* Start PROVIDED RECORDS *

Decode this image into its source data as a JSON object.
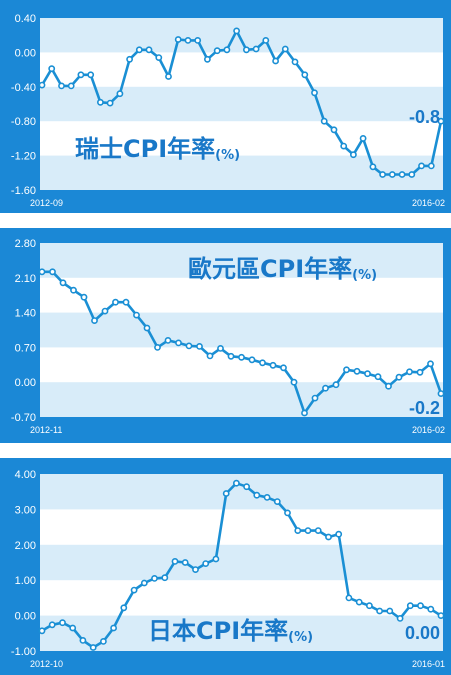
{
  "chart_data": [
    {
      "type": "line",
      "title": "瑞士CPI年率",
      "title_unit": "(%)",
      "end_value_label": "-0.8",
      "x_start_label": "2012-09",
      "x_end_label": "2016-02",
      "y_ticks": [
        "0.40",
        "0.00",
        "-0.40",
        "-0.80",
        "-1.20",
        "-1.60"
      ],
      "ylim": [
        -1.6,
        0.4
      ],
      "values": [
        -0.38,
        -0.19,
        -0.39,
        -0.39,
        -0.26,
        -0.26,
        -0.58,
        -0.59,
        -0.48,
        -0.08,
        0.03,
        0.03,
        -0.06,
        -0.28,
        0.15,
        0.14,
        0.14,
        -0.08,
        0.02,
        0.03,
        0.25,
        0.03,
        0.04,
        0.14,
        -0.1,
        0.04,
        -0.11,
        -0.26,
        -0.47,
        -0.8,
        -0.9,
        -1.09,
        -1.19,
        -1.0,
        -1.33,
        -1.42,
        -1.42,
        -1.42,
        -1.42,
        -1.32,
        -1.32,
        -0.8
      ]
    },
    {
      "type": "line",
      "title": "歐元區CPI年率",
      "title_unit": "(%)",
      "end_value_label": "-0.2",
      "x_start_label": "2012-11",
      "x_end_label": "2016-02",
      "y_ticks": [
        "2.80",
        "2.10",
        "1.40",
        "0.70",
        "0.00",
        "-0.70"
      ],
      "ylim": [
        -0.7,
        2.8
      ],
      "values": [
        2.22,
        2.22,
        2.0,
        1.85,
        1.71,
        1.24,
        1.43,
        1.61,
        1.61,
        1.35,
        1.09,
        0.7,
        0.84,
        0.79,
        0.73,
        0.72,
        0.53,
        0.68,
        0.52,
        0.5,
        0.45,
        0.39,
        0.34,
        0.29,
        0.0,
        -0.62,
        -0.32,
        -0.12,
        -0.05,
        0.25,
        0.22,
        0.17,
        0.11,
        -0.08,
        0.1,
        0.21,
        0.2,
        0.37,
        -0.23
      ]
    },
    {
      "type": "line",
      "title": "日本CPI年率",
      "title_unit": "(%)",
      "end_value_label": "0.00",
      "x_start_label": "2012-10",
      "x_end_label": "2016-01",
      "y_ticks": [
        "4.00",
        "3.00",
        "2.00",
        "1.00",
        "0.00",
        "-1.00"
      ],
      "ylim": [
        -1.0,
        4.0
      ],
      "values": [
        -0.43,
        -0.26,
        -0.2,
        -0.35,
        -0.7,
        -0.9,
        -0.73,
        -0.35,
        0.22,
        0.72,
        0.92,
        1.05,
        1.07,
        1.53,
        1.5,
        1.3,
        1.47,
        1.6,
        3.45,
        3.74,
        3.64,
        3.4,
        3.34,
        3.22,
        2.9,
        2.4,
        2.4,
        2.4,
        2.22,
        2.3,
        0.5,
        0.38,
        0.28,
        0.13,
        0.13,
        -0.08,
        0.28,
        0.28,
        0.18,
        0.0
      ]
    }
  ],
  "colors": {
    "frame": "#1b88d6",
    "band": "#d8ecf9",
    "line": "#1a8fd4",
    "point_fill": "#ffffff",
    "text": "#1978c8",
    "tick_text": "#ffffff"
  }
}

* End PROVIDED RECORDS *

▶ _GIVEN TASK_:
Quote every line word for word and keep the images out of the copy.

▶ _FULL OUTPUT_:
Decode this image into its source data as a JSON object.
{
  "chart_data": [
    {
      "type": "line",
      "title": "瑞士CPI年率",
      "title_unit": "(%)",
      "end_value_label": "-0.8",
      "x_start_label": "2012-09",
      "x_end_label": "2016-02",
      "y_ticks": [
        "0.40",
        "0.00",
        "-0.40",
        "-0.80",
        "-1.20",
        "-1.60"
      ],
      "ylim": [
        -1.6,
        0.4
      ],
      "values": [
        -0.38,
        -0.19,
        -0.39,
        -0.39,
        -0.26,
        -0.26,
        -0.58,
        -0.59,
        -0.48,
        -0.08,
        0.03,
        0.03,
        -0.06,
        -0.28,
        0.15,
        0.14,
        0.14,
        -0.08,
        0.02,
        0.03,
        0.25,
        0.03,
        0.04,
        0.14,
        -0.1,
        0.04,
        -0.11,
        -0.26,
        -0.47,
        -0.8,
        -0.9,
        -1.09,
        -1.19,
        -1.0,
        -1.33,
        -1.42,
        -1.42,
        -1.42,
        -1.42,
        -1.32,
        -1.32,
        -0.8
      ]
    },
    {
      "type": "line",
      "title": "歐元區CPI年率",
      "title_unit": "(%)",
      "end_value_label": "-0.2",
      "x_start_label": "2012-11",
      "x_end_label": "2016-02",
      "y_ticks": [
        "2.80",
        "2.10",
        "1.40",
        "0.70",
        "0.00",
        "-0.70"
      ],
      "ylim": [
        -0.7,
        2.8
      ],
      "values": [
        2.22,
        2.22,
        2.0,
        1.85,
        1.71,
        1.24,
        1.43,
        1.61,
        1.61,
        1.35,
        1.09,
        0.7,
        0.84,
        0.79,
        0.73,
        0.72,
        0.53,
        0.68,
        0.52,
        0.5,
        0.45,
        0.39,
        0.34,
        0.29,
        0.0,
        -0.62,
        -0.32,
        -0.12,
        -0.05,
        0.25,
        0.22,
        0.17,
        0.11,
        -0.08,
        0.1,
        0.21,
        0.2,
        0.37,
        -0.23
      ]
    },
    {
      "type": "line",
      "title": "日本CPI年率",
      "title_unit": "(%)",
      "end_value_label": "0.00",
      "x_start_label": "2012-10",
      "x_end_label": "2016-01",
      "y_ticks": [
        "4.00",
        "3.00",
        "2.00",
        "1.00",
        "0.00",
        "-1.00"
      ],
      "ylim": [
        -1.0,
        4.0
      ],
      "values": [
        -0.43,
        -0.26,
        -0.2,
        -0.35,
        -0.7,
        -0.9,
        -0.73,
        -0.35,
        0.22,
        0.72,
        0.92,
        1.05,
        1.07,
        1.53,
        1.5,
        1.3,
        1.47,
        1.6,
        3.45,
        3.74,
        3.64,
        3.4,
        3.34,
        3.22,
        2.9,
        2.4,
        2.4,
        2.4,
        2.22,
        2.3,
        0.5,
        0.38,
        0.28,
        0.13,
        0.13,
        -0.08,
        0.28,
        0.28,
        0.18,
        0.0
      ]
    }
  ],
  "colors": {
    "frame": "#1b88d6",
    "band": "#d8ecf9",
    "line": "#1a8fd4",
    "point_fill": "#ffffff",
    "text": "#1978c8",
    "tick_text": "#ffffff"
  }
}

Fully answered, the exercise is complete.